::: STORED ROWS :::

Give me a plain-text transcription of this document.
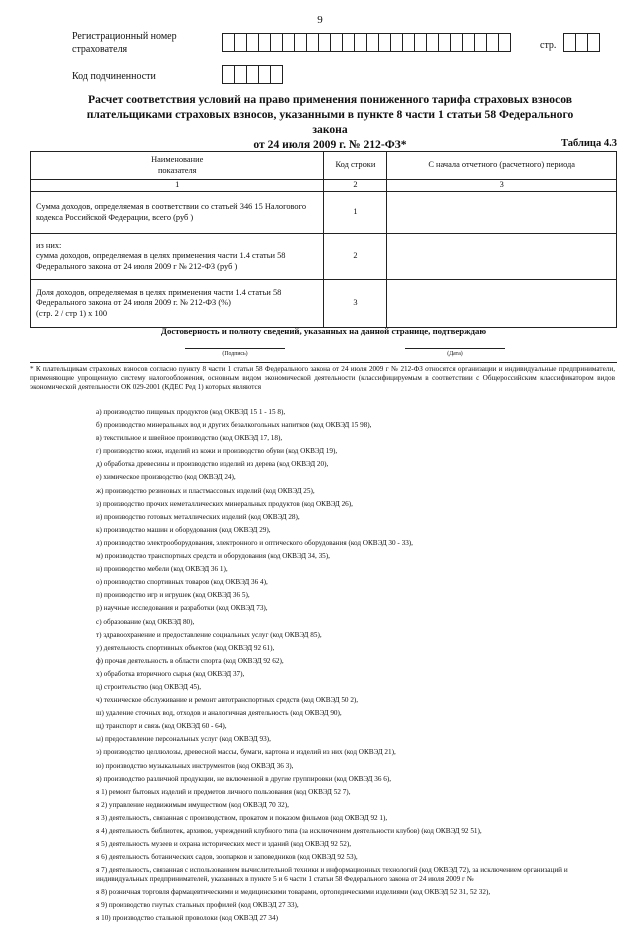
9
Регистрационный номер
страхователя	стр.
Код подчиненности
Расчет соответствия условий на право применения пониженного тарифа страховых взносов
плательщиками страховых взносов, указанными в пункте 8 части 1 статьи 58 Федерального закона
от 24 июля 2009 г. № 212-ФЗ*	Таблица 4.3
Наименование
показателя	Код строки	С начала отчетного (расчетного) периода
1	2	3
Сумма доходов, определяемая в соответствии со статьей 346 15 Налогового кодекса Российской Федерации, всего (руб )	1	

из них:
сумма доходов, определяемая в целях применения части 1.4 статьи 58 Федерального закона от 24 июля 2009 г № 212-ФЗ (руб )	2	

Доля доходов, определяемая в целях применения части 1.4 статьи 58 Федерального закона от 24 июля 2009 г. № 212-ФЗ (%)
(стр. 2 / стр 1) х 100	3	
Достоверность и полноту сведений, указанных на данной странице, подтверждаю
(Подпись)	(Дата)
* К плательщикам страховых взносов согласно пункту 8 части 1 статьи 58 Федерального закона от 24 июля 2009 г № 212-ФЗ относятся организации и индивидуальные предприниматели, применяющие упрощенную систему налогообложения, основным видом экономической деятельности (классифицируемым в соответствии с Общероссийским классификатором видов экономической деятельности ОК 029-2001 (КДЕС Ред 1) которых являются
а) производство пищевых продуктов (код ОКВЭД 15 1 - 15 8),
б) производство минеральных вод и других безалкогольных напитков (код ОКВЭД 15 98),
в) текстильное и швейное производство (код ОКВЭД 17, 18),
г) производство кожи, изделий из кожи и производство обуви (код ОКВЭД 19),
д) обработка древесины и производство изделий из дерева (код ОКВЭД 20),
е) химическое производство (код ОКВЭД 24),
ж) производство резиновых и пластмассовых изделий (код ОКВЭД 25),
з) производство прочих неметаллических минеральных продуктов (код ОКВЭД 26),
и) производство готовых металлических изделий (код ОКВЭД 28),
к) производство машин и оборудования (код ОКВЭД 29),
л) производство электрооборудования, электронного и оптического оборудования (код ОКВЭД 30 - 33),
м) производство транспортных средств и оборудования (код ОКВЭД 34, 35),
н) производство мебели (код ОКВЭД 36 1),
о) производство спортивных товаров (код ОКВЭД 36 4),
п) производство игр и игрушек (код ОКВЭД 36 5),
р) научные исследования и разработки (код ОКВЭД 73),
с) образование (код ОКВЭД 80),
т) здравоохранение и предоставление социальных услуг (код ОКВЭД 85),
у) деятельность спортивных объектов (код ОКВЭД 92 61),
ф) прочая деятельность в области спорта (код ОКВЭД 92 62),
х) обработка вторичного сырья (код ОКВЭД 37),
ц) строительство (код ОКВЭД 45),
ч) техническое обслуживание и ремонт автотранспортных средств (код ОКВЭД 50 2),
ш) удаление сточных вод, отходов и аналогичная деятельность (код ОКВЭД 90),
щ) транспорт и связь (код ОКВЭД 60 - 64),
ы) предоставление персональных услуг (код ОКВЭД 93),
э) производство целлюлозы, древесной массы, бумаги, картона и изделий из них (код ОКВЭД 21),
ю) производство музыкальных инструментов (код ОКВЭД 36 3),
я) производство различной продукции, не включенной в другие группировки (код ОКВЭД 36 6),
я 1) ремонт бытовых изделий и предметов личного пользования (код ОКВЭД 52 7),
я 2) управление недвижимым имуществом (код ОКВЭД 70 32),
я 3) деятельность, связанная с производством, прокатом и показом фильмов (код ОКВЭД 92 1),
я 4) деятельность библиотек, архивов, учреждений клубного типа (за исключением деятельности клубов) (код ОКВЭД 92 51),
я 5) деятельность музеев и охрана исторических мест и зданий (код ОКВЭД 92 52),
я 6) деятельность ботанических садов, зоопарков и заповедников (код ОКВЭД 92 53),
я 7) деятельность, связанная с использованием вычислительной техники и информационных технологий (код ОКВЭД 72), за исключением организаций и индивидуальных предпринимателей, указанных в пункте 5 и 6 части 1 статьи 58 Федерального закона от 24 июля 2009 г №
я 8) розничная торговля фармацевтическими и медицинскими товарами, ортопедическими изделиями (код ОКВЭД 52 31, 52 32),
я 9) производство гнутых стальных профилей (код ОКВЭД 27 33),
я 10) производство стальной проволоки (код ОКВЭД 27 34)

:::

▶ WORK TO COMPLETE
Pictures are excluded; copy all other data exactly as shown.

▶ EXERCISE SOLUTION
Give me a plain-text transcription of this document.
9
Регистрационный номер
страхователя	стр.
Код подчиненности
Расчет соответствия условий на право применения пониженного тарифа страховых взносов
плательщиками страховых взносов, указанными в пункте 8 части 1 статьи 58 Федерального закона
от 24 июля 2009 г. № 212-ФЗ*	Таблица 4.3
Наименование
показателя	Код строки	С начала отчетного (расчетного) периода
1	2	3
Сумма доходов, определяемая в соответствии со статьей 346 15 Налогового кодекса Российской Федерации, всего (руб )	1	

из них:
сумма доходов, определяемая в целях применения части 1.4 статьи 58 Федерального закона от 24 июля 2009 г № 212-ФЗ (руб )	2	

Доля доходов, определяемая в целях применения части 1.4 статьи 58 Федерального закона от 24 июля 2009 г. № 212-ФЗ (%)
(стр. 2 / стр 1) х 100	3	
Достоверность и полноту сведений, указанных на данной странице, подтверждаю
(Подпись)	(Дата)
* К плательщикам страховых взносов согласно пункту 8 части 1 статьи 58 Федерального закона от 24 июля 2009 г № 212-ФЗ относятся организации и индивидуальные предприниматели, применяющие упрощенную систему налогообложения, основным видом экономической деятельности (классифицируемым в соответствии с Общероссийским классификатором видов экономической деятельности ОК 029-2001 (КДЕС Ред 1) которых являются
а) производство пищевых продуктов (код ОКВЭД 15 1 - 15 8),
б) производство минеральных вод и других безалкогольных напитков (код ОКВЭД 15 98),
в) текстильное и швейное производство (код ОКВЭД 17, 18),
г) производство кожи, изделий из кожи и производство обуви (код ОКВЭД 19),
д) обработка древесины и производство изделий из дерева (код ОКВЭД 20),
е) химическое производство (код ОКВЭД 24),
ж) производство резиновых и пластмассовых изделий (код ОКВЭД 25),
з) производство прочих неметаллических минеральных продуктов (код ОКВЭД 26),
и) производство готовых металлических изделий (код ОКВЭД 28),
к) производство машин и оборудования (код ОКВЭД 29),
л) производство электрооборудования, электронного и оптического оборудования (код ОКВЭД 30 - 33),
м) производство транспортных средств и оборудования (код ОКВЭД 34, 35),
н) производство мебели (код ОКВЭД 36 1),
о) производство спортивных товаров (код ОКВЭД 36 4),
п) производство игр и игрушек (код ОКВЭД 36 5),
р) научные исследования и разработки (код ОКВЭД 73),
с) образование (код ОКВЭД 80),
т) здравоохранение и предоставление социальных услуг (код ОКВЭД 85),
у) деятельность спортивных объектов (код ОКВЭД 92 61),
ф) прочая деятельность в области спорта (код ОКВЭД 92 62),
х) обработка вторичного сырья (код ОКВЭД 37),
ц) строительство (код ОКВЭД 45),
ч) техническое обслуживание и ремонт автотранспортных средств (код ОКВЭД 50 2),
ш) удаление сточных вод, отходов и аналогичная деятельность (код ОКВЭД 90),
щ) транспорт и связь (код ОКВЭД 60 - 64),
ы) предоставление персональных услуг (код ОКВЭД 93),
э) производство целлюлозы, древесной массы, бумаги, картона и изделий из них (код ОКВЭД 21),
ю) производство музыкальных инструментов (код ОКВЭД 36 3),
я) производство различной продукции, не включенной в другие группировки (код ОКВЭД 36 6),
я 1) ремонт бытовых изделий и предметов личного пользования (код ОКВЭД 52 7),
я 2) управление недвижимым имуществом (код ОКВЭД 70 32),
я 3) деятельность, связанная с производством, прокатом и показом фильмов (код ОКВЭД 92 1),
я 4) деятельность библиотек, архивов, учреждений клубного типа (за исключением деятельности клубов) (код ОКВЭД 92 51),
я 5) деятельность музеев и охрана исторических мест и зданий (код ОКВЭД 92 52),
я 6) деятельность ботанических садов, зоопарков и заповедников (код ОКВЭД 92 53),
я 7) деятельность, связанная с использованием вычислительной техники и информационных технологий (код ОКВЭД 72), за исключением организаций и индивидуальных предпринимателей, указанных в пункте 5 и 6 части 1 статьи 58 Федерального закона от 24 июля 2009 г №
я 8) розничная торговля фармацевтическими и медицинскими товарами, ортопедическими изделиями (код ОКВЭД 52 31, 52 32),
я 9) производство гнутых стальных профилей (код ОКВЭД 27 33),
я 10) производство стальной проволоки (код ОКВЭД 27 34)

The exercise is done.